## Data shown
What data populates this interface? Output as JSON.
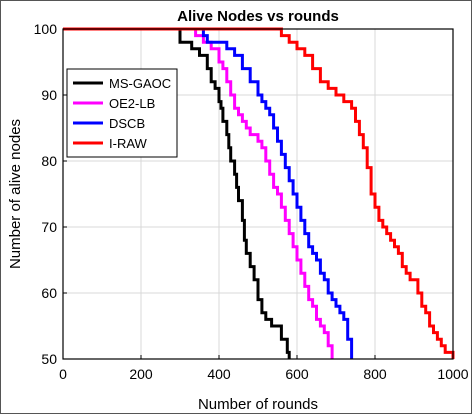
{
  "chart_data": {
    "type": "line",
    "title": "Alive Nodes vs rounds",
    "xlabel": "Number of rounds",
    "ylabel": "Number of alive nodes",
    "xlim": [
      0,
      1000
    ],
    "ylim": [
      50,
      100
    ],
    "xticks": [
      "0",
      "200",
      "400",
      "600",
      "800",
      "1000"
    ],
    "yticks": [
      "50",
      "60",
      "70",
      "80",
      "90",
      "100"
    ],
    "grid": true,
    "legend_position": "left",
    "series": [
      {
        "name": "MS-GAOC",
        "color": "#000000",
        "x": [
          0,
          290,
          300,
          330,
          350,
          370,
          380,
          390,
          400,
          405,
          410,
          420,
          425,
          430,
          440,
          445,
          450,
          460,
          465,
          470,
          480,
          490,
          500,
          510,
          520,
          535,
          560,
          575,
          580
        ],
        "y": [
          100,
          100,
          98,
          97,
          96,
          94,
          92,
          91,
          89,
          88,
          86,
          84,
          82,
          80,
          78,
          76,
          74,
          71,
          68,
          66,
          64,
          62,
          59,
          57,
          56,
          55,
          53,
          51,
          50
        ]
      },
      {
        "name": "OE2-LB",
        "color": "#ff00ff",
        "x": [
          0,
          330,
          340,
          360,
          380,
          400,
          410,
          420,
          430,
          440,
          450,
          460,
          470,
          480,
          500,
          510,
          520,
          530,
          540,
          550,
          560,
          570,
          580,
          590,
          600,
          610,
          620,
          630,
          640,
          650,
          660,
          670,
          680,
          690
        ],
        "y": [
          100,
          100,
          99,
          98,
          97,
          95,
          94,
          92,
          90,
          88,
          87,
          86,
          85,
          84,
          83,
          82,
          80,
          78,
          76,
          75,
          73,
          71,
          69,
          67,
          65,
          63,
          61,
          59,
          58,
          56,
          55,
          54,
          52,
          50
        ]
      },
      {
        "name": "DSCB",
        "color": "#0000ff",
        "x": [
          0,
          350,
          360,
          370,
          400,
          420,
          440,
          460,
          480,
          500,
          510,
          520,
          530,
          540,
          550,
          560,
          570,
          580,
          590,
          600,
          610,
          620,
          630,
          640,
          650,
          660,
          670,
          680,
          690,
          700,
          710,
          720,
          730,
          740
        ],
        "y": [
          100,
          100,
          99,
          98,
          98,
          97,
          96,
          94,
          92,
          90,
          89,
          88,
          87,
          85,
          83,
          81,
          79,
          77,
          75,
          73,
          71,
          69,
          67,
          66,
          65,
          63,
          62,
          60,
          59,
          58,
          57,
          56,
          53,
          50
        ]
      },
      {
        "name": "I-RAW",
        "color": "#ff0000",
        "x": [
          0,
          550,
          560,
          580,
          600,
          620,
          640,
          660,
          680,
          700,
          720,
          740,
          750,
          760,
          770,
          780,
          790,
          800,
          810,
          820,
          830,
          840,
          850,
          860,
          870,
          880,
          890,
          900,
          910,
          920,
          930,
          940,
          950,
          960,
          970,
          980,
          990,
          1000
        ],
        "y": [
          100,
          100,
          99,
          98,
          97,
          96,
          94,
          92,
          91,
          90,
          89,
          88,
          86,
          84,
          82,
          79,
          75,
          73,
          71,
          70,
          69,
          68,
          67,
          66,
          64,
          63,
          62,
          62,
          60,
          58,
          57,
          55,
          54,
          53,
          52,
          51,
          51,
          50
        ]
      }
    ]
  }
}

## Your goal
Omit each picture, then return all of the listing exactly as it stands.

## Answer below
What data populates this interface? Output as JSON.
{
  "chart_data": {
    "type": "line",
    "title": "Alive Nodes vs rounds",
    "xlabel": "Number of rounds",
    "ylabel": "Number of alive nodes",
    "xlim": [
      0,
      1000
    ],
    "ylim": [
      50,
      100
    ],
    "xticks": [
      "0",
      "200",
      "400",
      "600",
      "800",
      "1000"
    ],
    "yticks": [
      "50",
      "60",
      "70",
      "80",
      "90",
      "100"
    ],
    "grid": true,
    "legend_position": "left",
    "series": [
      {
        "name": "MS-GAOC",
        "color": "#000000",
        "x": [
          0,
          290,
          300,
          330,
          350,
          370,
          380,
          390,
          400,
          405,
          410,
          420,
          425,
          430,
          440,
          445,
          450,
          460,
          465,
          470,
          480,
          490,
          500,
          510,
          520,
          535,
          560,
          575,
          580
        ],
        "y": [
          100,
          100,
          98,
          97,
          96,
          94,
          92,
          91,
          89,
          88,
          86,
          84,
          82,
          80,
          78,
          76,
          74,
          71,
          68,
          66,
          64,
          62,
          59,
          57,
          56,
          55,
          53,
          51,
          50
        ]
      },
      {
        "name": "OE2-LB",
        "color": "#ff00ff",
        "x": [
          0,
          330,
          340,
          360,
          380,
          400,
          410,
          420,
          430,
          440,
          450,
          460,
          470,
          480,
          500,
          510,
          520,
          530,
          540,
          550,
          560,
          570,
          580,
          590,
          600,
          610,
          620,
          630,
          640,
          650,
          660,
          670,
          680,
          690
        ],
        "y": [
          100,
          100,
          99,
          98,
          97,
          95,
          94,
          92,
          90,
          88,
          87,
          86,
          85,
          84,
          83,
          82,
          80,
          78,
          76,
          75,
          73,
          71,
          69,
          67,
          65,
          63,
          61,
          59,
          58,
          56,
          55,
          54,
          52,
          50
        ]
      },
      {
        "name": "DSCB",
        "color": "#0000ff",
        "x": [
          0,
          350,
          360,
          370,
          400,
          420,
          440,
          460,
          480,
          500,
          510,
          520,
          530,
          540,
          550,
          560,
          570,
          580,
          590,
          600,
          610,
          620,
          630,
          640,
          650,
          660,
          670,
          680,
          690,
          700,
          710,
          720,
          730,
          740
        ],
        "y": [
          100,
          100,
          99,
          98,
          98,
          97,
          96,
          94,
          92,
          90,
          89,
          88,
          87,
          85,
          83,
          81,
          79,
          77,
          75,
          73,
          71,
          69,
          67,
          66,
          65,
          63,
          62,
          60,
          59,
          58,
          57,
          56,
          53,
          50
        ]
      },
      {
        "name": "I-RAW",
        "color": "#ff0000",
        "x": [
          0,
          550,
          560,
          580,
          600,
          620,
          640,
          660,
          680,
          700,
          720,
          740,
          750,
          760,
          770,
          780,
          790,
          800,
          810,
          820,
          830,
          840,
          850,
          860,
          870,
          880,
          890,
          900,
          910,
          920,
          930,
          940,
          950,
          960,
          970,
          980,
          990,
          1000
        ],
        "y": [
          100,
          100,
          99,
          98,
          97,
          96,
          94,
          92,
          91,
          90,
          89,
          88,
          86,
          84,
          82,
          79,
          75,
          73,
          71,
          70,
          69,
          68,
          67,
          66,
          64,
          63,
          62,
          62,
          60,
          58,
          57,
          55,
          54,
          53,
          52,
          51,
          51,
          50
        ]
      }
    ]
  }
}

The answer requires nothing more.